• _Data provided_:
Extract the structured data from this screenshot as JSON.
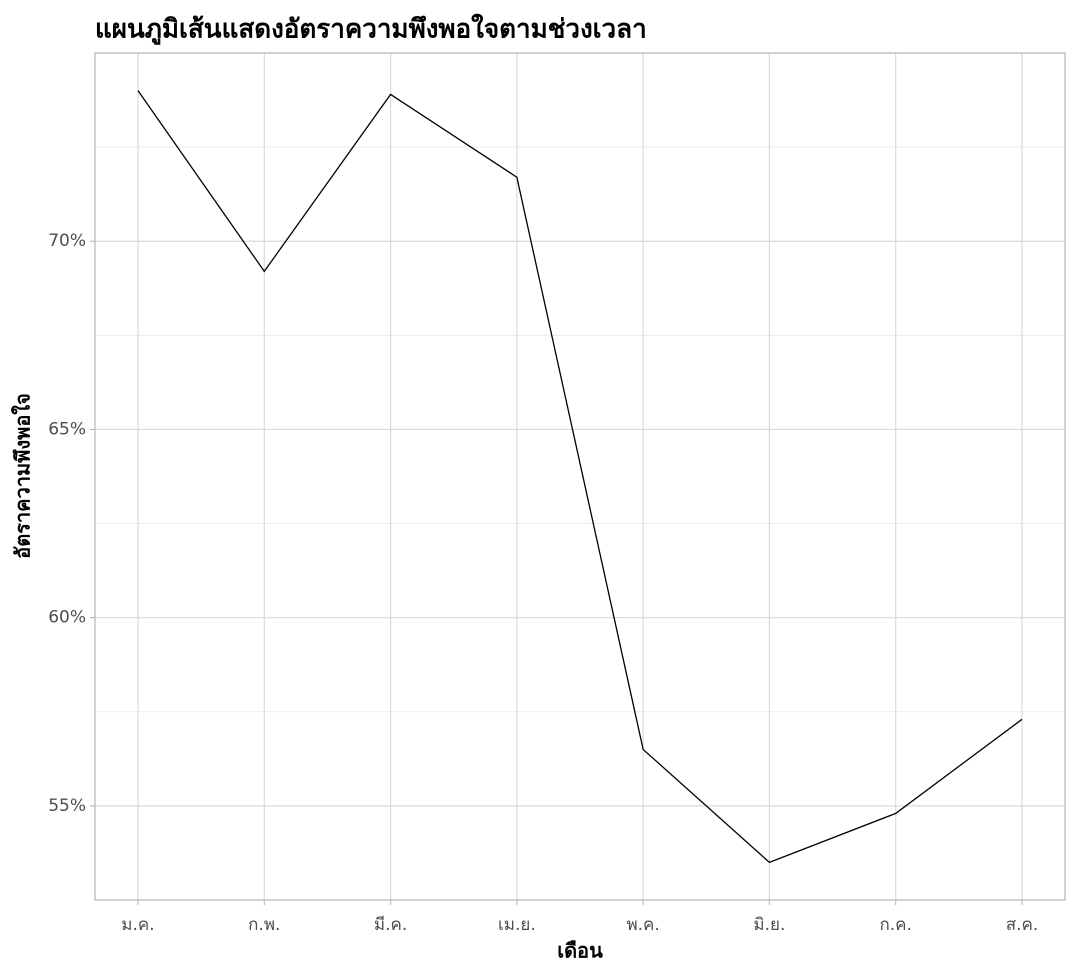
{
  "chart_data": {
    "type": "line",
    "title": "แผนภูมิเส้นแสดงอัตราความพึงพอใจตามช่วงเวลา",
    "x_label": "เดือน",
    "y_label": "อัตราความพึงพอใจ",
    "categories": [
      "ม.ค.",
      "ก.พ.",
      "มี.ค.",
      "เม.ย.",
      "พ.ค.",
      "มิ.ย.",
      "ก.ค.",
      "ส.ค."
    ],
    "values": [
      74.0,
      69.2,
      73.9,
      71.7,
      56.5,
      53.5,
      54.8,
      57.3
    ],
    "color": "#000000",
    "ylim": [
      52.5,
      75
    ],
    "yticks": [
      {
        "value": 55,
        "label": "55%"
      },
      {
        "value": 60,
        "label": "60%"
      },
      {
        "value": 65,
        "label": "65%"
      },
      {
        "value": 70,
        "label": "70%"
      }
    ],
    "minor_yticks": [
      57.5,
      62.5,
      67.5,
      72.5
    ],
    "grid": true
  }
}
--
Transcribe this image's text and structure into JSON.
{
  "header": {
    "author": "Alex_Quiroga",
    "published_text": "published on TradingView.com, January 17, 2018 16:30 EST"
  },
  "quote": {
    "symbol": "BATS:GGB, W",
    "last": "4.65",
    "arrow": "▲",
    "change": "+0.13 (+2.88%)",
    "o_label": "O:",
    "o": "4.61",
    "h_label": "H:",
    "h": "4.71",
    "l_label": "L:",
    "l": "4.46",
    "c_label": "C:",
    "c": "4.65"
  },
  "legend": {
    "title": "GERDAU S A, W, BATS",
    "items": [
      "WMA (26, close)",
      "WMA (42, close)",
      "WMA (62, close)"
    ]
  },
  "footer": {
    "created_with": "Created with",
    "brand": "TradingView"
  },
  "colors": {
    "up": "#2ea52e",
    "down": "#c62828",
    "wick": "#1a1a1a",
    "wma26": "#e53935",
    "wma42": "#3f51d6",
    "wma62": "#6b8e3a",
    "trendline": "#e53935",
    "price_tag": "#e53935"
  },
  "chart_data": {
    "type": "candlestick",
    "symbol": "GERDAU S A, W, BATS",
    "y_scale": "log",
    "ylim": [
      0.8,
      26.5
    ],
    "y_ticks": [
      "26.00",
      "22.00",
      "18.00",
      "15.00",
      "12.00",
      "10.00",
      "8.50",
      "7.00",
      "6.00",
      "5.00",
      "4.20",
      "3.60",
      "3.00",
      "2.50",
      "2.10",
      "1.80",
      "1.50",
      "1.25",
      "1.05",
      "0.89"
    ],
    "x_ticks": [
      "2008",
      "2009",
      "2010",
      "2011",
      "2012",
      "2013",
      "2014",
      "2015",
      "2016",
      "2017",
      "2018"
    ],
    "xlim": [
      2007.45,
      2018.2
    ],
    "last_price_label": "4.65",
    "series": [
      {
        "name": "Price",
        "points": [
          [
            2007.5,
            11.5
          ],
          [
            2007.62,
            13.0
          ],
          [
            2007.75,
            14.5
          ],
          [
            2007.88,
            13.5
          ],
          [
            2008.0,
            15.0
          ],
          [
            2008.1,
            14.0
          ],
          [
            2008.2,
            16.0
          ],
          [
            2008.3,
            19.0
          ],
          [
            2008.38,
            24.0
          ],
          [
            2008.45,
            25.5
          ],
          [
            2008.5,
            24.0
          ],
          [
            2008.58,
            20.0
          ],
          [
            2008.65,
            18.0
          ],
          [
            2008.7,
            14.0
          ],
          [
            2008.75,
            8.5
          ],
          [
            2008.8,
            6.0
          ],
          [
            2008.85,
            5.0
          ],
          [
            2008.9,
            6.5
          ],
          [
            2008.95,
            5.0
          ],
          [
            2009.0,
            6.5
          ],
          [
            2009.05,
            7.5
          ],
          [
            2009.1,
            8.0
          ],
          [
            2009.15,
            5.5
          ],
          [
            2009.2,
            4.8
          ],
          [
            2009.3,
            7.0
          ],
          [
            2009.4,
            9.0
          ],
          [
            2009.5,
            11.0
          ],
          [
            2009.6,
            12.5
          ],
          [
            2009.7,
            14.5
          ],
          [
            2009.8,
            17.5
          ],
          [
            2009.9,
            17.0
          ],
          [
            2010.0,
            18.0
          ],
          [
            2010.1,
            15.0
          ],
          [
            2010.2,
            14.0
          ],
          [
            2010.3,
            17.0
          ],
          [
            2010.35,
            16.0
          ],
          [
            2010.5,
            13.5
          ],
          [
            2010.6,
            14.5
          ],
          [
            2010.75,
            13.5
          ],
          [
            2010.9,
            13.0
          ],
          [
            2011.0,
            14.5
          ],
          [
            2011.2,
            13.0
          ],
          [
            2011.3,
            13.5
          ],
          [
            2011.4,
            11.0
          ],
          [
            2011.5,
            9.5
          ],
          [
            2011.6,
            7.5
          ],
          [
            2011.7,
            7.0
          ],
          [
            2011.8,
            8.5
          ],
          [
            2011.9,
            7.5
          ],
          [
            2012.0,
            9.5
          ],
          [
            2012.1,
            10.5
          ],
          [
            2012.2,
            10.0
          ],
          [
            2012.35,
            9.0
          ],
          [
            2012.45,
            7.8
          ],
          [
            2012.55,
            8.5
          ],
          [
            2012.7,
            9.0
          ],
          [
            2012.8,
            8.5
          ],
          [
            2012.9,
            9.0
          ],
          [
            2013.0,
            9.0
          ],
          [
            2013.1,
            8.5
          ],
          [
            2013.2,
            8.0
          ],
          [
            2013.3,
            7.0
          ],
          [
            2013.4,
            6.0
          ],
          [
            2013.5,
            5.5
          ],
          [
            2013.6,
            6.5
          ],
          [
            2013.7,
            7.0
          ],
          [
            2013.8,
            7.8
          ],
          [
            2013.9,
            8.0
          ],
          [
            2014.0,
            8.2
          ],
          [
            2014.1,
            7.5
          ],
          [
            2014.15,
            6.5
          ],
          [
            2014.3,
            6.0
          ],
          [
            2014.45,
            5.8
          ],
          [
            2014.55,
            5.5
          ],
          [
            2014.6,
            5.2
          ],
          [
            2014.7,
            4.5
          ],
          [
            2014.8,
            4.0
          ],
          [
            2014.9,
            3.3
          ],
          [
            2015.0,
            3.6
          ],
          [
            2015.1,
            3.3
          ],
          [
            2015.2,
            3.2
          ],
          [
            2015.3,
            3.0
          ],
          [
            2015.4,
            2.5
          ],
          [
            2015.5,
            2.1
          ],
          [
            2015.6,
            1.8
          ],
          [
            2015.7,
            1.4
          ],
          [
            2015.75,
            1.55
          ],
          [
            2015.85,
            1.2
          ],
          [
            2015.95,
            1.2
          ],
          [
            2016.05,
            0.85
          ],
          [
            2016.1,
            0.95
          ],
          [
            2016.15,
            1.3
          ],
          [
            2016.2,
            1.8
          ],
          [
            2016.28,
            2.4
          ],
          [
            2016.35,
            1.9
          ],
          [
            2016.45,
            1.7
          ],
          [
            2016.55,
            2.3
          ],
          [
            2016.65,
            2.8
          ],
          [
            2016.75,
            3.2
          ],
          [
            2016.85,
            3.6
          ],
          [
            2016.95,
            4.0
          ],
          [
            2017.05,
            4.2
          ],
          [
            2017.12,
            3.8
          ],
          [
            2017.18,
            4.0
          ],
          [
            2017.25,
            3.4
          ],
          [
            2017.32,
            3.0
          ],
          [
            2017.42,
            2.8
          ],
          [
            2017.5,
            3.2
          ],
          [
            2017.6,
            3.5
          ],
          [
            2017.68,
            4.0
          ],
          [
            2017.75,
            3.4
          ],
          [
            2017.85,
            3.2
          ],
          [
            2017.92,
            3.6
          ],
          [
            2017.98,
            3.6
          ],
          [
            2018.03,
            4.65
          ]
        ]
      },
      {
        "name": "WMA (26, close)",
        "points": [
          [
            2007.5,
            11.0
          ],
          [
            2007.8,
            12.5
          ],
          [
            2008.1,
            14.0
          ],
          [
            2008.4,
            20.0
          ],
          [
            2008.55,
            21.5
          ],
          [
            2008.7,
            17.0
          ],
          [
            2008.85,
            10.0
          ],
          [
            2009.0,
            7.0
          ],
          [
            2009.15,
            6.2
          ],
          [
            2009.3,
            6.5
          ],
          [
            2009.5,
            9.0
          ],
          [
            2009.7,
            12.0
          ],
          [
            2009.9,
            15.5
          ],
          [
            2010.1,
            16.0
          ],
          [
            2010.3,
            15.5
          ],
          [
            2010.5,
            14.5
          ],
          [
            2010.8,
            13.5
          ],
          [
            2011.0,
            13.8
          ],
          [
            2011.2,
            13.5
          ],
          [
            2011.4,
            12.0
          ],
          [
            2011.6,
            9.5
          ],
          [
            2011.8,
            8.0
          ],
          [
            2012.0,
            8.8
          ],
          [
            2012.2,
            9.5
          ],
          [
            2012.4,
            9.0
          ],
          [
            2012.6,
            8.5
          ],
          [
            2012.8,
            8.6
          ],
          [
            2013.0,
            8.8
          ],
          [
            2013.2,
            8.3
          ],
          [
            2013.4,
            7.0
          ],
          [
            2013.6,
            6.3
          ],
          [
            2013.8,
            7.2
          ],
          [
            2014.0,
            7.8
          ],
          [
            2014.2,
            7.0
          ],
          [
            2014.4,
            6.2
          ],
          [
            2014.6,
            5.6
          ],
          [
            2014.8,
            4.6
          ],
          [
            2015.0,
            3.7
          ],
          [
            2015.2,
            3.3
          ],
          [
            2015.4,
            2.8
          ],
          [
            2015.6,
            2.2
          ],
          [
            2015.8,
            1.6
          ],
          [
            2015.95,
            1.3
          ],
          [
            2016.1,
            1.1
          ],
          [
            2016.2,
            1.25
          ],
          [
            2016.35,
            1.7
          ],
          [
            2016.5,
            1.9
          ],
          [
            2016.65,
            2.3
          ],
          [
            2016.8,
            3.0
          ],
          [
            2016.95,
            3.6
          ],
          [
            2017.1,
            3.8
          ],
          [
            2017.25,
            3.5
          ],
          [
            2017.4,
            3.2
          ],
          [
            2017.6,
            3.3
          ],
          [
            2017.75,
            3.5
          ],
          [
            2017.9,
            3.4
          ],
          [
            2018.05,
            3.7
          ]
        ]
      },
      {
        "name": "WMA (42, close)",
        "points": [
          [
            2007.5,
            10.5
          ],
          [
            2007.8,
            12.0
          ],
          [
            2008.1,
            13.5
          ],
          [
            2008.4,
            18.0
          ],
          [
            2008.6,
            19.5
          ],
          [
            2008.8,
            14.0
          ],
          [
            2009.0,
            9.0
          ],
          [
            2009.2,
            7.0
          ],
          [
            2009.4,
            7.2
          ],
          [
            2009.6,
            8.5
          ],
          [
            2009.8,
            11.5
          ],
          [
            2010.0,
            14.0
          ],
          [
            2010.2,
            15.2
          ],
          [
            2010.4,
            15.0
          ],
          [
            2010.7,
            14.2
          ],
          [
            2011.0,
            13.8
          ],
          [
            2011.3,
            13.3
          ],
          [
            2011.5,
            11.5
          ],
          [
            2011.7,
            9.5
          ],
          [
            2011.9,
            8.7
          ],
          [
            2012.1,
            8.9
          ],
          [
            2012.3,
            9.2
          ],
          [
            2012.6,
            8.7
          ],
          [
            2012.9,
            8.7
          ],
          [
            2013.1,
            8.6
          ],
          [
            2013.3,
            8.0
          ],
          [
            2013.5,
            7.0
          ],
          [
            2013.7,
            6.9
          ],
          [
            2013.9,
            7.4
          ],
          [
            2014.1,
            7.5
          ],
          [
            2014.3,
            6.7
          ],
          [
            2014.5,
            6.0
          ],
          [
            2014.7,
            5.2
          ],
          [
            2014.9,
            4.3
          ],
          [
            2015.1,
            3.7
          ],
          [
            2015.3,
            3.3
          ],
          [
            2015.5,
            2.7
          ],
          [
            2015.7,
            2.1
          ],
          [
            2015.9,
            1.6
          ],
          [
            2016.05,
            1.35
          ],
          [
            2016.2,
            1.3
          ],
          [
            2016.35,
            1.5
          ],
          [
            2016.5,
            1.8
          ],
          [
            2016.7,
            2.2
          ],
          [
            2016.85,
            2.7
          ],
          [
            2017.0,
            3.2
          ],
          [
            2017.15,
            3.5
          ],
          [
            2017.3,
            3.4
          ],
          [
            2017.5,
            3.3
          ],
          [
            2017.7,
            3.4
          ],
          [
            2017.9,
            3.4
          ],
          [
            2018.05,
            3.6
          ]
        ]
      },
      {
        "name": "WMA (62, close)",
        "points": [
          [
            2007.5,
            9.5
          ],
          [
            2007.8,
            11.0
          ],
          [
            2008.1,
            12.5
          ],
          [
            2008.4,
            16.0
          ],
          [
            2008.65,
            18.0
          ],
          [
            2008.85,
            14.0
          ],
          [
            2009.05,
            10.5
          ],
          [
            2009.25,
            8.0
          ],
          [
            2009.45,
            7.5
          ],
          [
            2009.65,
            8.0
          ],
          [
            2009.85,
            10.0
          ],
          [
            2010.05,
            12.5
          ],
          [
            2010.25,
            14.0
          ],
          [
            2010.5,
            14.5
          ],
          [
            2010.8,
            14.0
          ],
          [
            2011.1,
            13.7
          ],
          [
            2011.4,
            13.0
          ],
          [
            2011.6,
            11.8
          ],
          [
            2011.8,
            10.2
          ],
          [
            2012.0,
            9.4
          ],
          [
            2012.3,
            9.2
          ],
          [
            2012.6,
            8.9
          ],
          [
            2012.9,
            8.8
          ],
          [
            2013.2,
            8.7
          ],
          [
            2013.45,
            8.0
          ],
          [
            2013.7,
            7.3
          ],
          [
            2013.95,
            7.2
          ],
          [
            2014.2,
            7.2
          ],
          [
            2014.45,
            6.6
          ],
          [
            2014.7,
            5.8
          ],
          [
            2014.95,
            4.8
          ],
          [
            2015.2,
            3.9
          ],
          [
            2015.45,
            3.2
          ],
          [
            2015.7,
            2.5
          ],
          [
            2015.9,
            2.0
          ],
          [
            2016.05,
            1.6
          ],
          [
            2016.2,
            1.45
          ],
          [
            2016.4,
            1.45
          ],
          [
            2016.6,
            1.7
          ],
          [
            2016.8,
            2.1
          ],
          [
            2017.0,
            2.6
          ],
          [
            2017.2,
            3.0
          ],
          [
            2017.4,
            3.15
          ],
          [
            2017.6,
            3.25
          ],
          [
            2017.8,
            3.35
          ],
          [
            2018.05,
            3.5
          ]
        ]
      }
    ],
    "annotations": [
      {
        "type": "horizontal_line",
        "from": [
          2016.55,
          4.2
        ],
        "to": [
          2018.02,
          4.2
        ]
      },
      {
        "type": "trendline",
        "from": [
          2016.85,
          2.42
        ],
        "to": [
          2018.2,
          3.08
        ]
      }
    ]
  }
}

• _Job_:
From the entries above, collect every line with the string "ตราความพ" in it.

• _Full answer_:
    "title": "แผนภูมิเส้นแสดงอัตราความพึงพอใจตามช่วงเวลา",
    "y_label": "อัตราความพึงพอใจ",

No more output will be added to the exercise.